> _What you have to do_: Copy exactly the lines from the one containing "Transcribe this chart's" through the last line of the records, both included, and nothing more.

> _Records for this task_:
────────────────────
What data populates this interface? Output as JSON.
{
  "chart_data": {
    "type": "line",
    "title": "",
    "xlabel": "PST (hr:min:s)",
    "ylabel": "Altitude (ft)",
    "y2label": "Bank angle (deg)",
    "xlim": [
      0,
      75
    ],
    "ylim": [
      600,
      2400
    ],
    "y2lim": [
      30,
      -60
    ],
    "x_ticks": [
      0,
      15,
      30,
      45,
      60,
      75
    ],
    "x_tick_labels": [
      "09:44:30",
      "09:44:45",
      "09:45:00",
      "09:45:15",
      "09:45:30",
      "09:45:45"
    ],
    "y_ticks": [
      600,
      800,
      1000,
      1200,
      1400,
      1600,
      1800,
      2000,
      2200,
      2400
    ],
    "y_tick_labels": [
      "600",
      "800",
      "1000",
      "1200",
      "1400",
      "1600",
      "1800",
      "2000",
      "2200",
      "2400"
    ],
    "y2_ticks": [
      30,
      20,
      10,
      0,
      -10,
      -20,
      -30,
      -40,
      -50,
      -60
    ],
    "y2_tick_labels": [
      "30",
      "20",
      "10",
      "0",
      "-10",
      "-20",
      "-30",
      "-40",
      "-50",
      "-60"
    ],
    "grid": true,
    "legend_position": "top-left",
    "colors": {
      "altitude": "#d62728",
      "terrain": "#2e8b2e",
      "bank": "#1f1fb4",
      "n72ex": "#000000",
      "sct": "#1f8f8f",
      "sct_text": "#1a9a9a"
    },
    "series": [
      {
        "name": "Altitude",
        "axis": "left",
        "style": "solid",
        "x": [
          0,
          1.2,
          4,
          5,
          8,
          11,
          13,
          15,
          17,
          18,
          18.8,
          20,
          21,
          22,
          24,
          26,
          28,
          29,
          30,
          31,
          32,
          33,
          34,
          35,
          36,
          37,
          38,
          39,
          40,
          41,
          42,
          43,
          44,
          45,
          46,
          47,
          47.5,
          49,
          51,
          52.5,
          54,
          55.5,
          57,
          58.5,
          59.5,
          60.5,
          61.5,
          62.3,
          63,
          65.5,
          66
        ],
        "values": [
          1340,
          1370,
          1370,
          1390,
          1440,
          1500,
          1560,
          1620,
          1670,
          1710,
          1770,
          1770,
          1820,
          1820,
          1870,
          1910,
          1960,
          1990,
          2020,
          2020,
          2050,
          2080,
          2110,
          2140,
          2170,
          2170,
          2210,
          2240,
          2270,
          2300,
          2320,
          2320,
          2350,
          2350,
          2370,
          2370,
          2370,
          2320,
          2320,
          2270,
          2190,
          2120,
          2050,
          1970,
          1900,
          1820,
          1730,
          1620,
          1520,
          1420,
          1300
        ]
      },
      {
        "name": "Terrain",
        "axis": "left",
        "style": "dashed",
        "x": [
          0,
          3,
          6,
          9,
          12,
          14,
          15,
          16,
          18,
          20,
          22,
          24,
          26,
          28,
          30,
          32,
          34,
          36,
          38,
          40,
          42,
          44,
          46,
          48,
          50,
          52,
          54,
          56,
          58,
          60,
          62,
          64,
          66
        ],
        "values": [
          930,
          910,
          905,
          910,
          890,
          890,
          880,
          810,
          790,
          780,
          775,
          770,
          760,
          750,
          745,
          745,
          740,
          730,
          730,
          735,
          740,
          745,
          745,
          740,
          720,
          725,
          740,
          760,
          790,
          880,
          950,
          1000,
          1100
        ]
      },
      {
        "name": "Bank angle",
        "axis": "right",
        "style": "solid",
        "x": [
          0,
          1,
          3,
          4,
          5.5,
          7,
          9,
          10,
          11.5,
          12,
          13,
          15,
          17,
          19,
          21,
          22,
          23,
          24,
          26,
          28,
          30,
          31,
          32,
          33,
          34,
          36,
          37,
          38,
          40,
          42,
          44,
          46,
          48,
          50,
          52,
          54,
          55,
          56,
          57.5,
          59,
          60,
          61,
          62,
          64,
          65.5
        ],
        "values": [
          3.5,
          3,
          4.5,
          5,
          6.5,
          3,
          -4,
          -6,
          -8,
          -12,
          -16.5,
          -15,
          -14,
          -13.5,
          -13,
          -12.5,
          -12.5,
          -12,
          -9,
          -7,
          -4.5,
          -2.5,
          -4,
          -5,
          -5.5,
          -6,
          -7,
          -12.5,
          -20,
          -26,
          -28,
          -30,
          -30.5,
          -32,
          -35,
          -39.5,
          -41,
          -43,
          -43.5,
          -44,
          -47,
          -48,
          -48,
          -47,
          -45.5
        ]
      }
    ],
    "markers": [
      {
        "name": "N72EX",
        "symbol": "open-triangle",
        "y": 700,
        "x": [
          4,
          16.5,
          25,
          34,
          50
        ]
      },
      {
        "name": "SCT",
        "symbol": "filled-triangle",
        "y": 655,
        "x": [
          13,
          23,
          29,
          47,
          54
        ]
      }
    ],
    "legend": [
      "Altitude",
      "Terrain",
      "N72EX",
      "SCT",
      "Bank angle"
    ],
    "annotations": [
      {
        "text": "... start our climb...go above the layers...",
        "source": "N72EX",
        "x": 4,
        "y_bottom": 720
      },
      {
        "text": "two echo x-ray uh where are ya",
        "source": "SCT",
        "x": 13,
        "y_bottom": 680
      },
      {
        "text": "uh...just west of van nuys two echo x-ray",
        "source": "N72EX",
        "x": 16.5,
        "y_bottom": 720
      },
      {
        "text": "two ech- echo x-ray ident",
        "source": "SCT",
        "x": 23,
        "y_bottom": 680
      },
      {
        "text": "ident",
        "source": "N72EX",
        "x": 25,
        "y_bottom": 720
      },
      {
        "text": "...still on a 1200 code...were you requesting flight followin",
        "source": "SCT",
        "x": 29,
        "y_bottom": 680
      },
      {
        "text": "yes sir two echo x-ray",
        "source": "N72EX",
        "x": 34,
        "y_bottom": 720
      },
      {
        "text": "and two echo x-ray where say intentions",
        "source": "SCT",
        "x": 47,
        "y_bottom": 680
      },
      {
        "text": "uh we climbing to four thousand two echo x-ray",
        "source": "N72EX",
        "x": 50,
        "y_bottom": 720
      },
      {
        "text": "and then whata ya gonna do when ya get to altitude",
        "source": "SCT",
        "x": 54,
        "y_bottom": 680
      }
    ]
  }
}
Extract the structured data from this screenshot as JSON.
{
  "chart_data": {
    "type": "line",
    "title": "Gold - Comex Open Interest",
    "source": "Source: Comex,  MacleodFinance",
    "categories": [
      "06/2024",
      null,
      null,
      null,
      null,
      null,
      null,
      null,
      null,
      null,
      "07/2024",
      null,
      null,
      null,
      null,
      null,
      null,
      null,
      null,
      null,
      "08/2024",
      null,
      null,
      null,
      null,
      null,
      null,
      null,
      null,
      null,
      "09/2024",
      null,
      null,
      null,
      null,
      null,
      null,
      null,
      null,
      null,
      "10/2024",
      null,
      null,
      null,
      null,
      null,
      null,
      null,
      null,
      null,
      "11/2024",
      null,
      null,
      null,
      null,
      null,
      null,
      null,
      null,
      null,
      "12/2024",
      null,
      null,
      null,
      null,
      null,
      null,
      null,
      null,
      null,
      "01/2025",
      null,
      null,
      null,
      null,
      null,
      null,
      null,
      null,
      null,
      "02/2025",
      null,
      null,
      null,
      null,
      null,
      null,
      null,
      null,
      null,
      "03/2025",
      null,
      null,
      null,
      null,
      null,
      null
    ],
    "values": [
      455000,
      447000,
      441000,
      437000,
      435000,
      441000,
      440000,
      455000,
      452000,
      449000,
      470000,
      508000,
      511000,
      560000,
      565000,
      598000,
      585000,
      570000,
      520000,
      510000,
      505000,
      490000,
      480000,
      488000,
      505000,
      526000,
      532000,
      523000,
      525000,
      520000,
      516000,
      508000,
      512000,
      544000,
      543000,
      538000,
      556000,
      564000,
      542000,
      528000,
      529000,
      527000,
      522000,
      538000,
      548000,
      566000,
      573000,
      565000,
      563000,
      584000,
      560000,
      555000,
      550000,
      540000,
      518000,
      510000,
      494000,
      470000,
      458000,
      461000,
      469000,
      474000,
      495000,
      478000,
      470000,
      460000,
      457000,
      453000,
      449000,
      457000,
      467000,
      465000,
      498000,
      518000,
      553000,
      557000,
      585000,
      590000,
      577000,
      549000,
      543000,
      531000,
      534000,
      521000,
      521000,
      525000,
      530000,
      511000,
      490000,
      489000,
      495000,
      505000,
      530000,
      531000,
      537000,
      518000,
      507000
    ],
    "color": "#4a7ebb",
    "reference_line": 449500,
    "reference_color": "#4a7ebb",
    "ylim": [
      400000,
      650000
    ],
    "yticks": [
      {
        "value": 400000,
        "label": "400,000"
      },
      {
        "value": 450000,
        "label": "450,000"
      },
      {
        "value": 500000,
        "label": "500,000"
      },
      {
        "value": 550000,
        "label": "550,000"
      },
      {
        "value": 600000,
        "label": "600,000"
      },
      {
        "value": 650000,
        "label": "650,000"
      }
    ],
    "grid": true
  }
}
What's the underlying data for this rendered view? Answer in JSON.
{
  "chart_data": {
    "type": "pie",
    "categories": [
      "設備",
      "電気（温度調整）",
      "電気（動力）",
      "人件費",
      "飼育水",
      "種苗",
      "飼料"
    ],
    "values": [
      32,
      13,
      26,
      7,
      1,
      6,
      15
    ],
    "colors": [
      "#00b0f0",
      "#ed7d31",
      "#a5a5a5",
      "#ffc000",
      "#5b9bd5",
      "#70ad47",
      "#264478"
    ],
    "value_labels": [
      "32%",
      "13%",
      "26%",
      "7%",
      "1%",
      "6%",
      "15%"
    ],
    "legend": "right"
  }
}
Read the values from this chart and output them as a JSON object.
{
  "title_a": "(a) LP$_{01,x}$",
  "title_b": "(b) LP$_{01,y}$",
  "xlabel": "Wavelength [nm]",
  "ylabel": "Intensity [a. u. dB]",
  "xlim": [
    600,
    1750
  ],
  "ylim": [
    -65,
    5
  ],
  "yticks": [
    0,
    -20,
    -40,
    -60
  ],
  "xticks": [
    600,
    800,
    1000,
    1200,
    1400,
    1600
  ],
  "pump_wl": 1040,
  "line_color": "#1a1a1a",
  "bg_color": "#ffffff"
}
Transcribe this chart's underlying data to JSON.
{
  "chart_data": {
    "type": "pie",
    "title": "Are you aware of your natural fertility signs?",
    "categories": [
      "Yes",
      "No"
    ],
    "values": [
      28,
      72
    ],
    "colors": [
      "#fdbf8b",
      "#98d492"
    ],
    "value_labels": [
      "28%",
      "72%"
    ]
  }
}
────────────────────
> _Written answer_:
Transcribe this chart's underlying data to JSON.
{
  "chart_data": {
    "type": "pie",
    "title": "Are you aware of your natural fertility signs?",
    "categories": [
      "Yes",
      "No"
    ],
    "values": [
      28,
      72
    ],
    "colors": [
      "#fdbf8b",
      "#98d492"
    ],
    "value_labels": [
      "28%",
      "72%"
    ]
  }
}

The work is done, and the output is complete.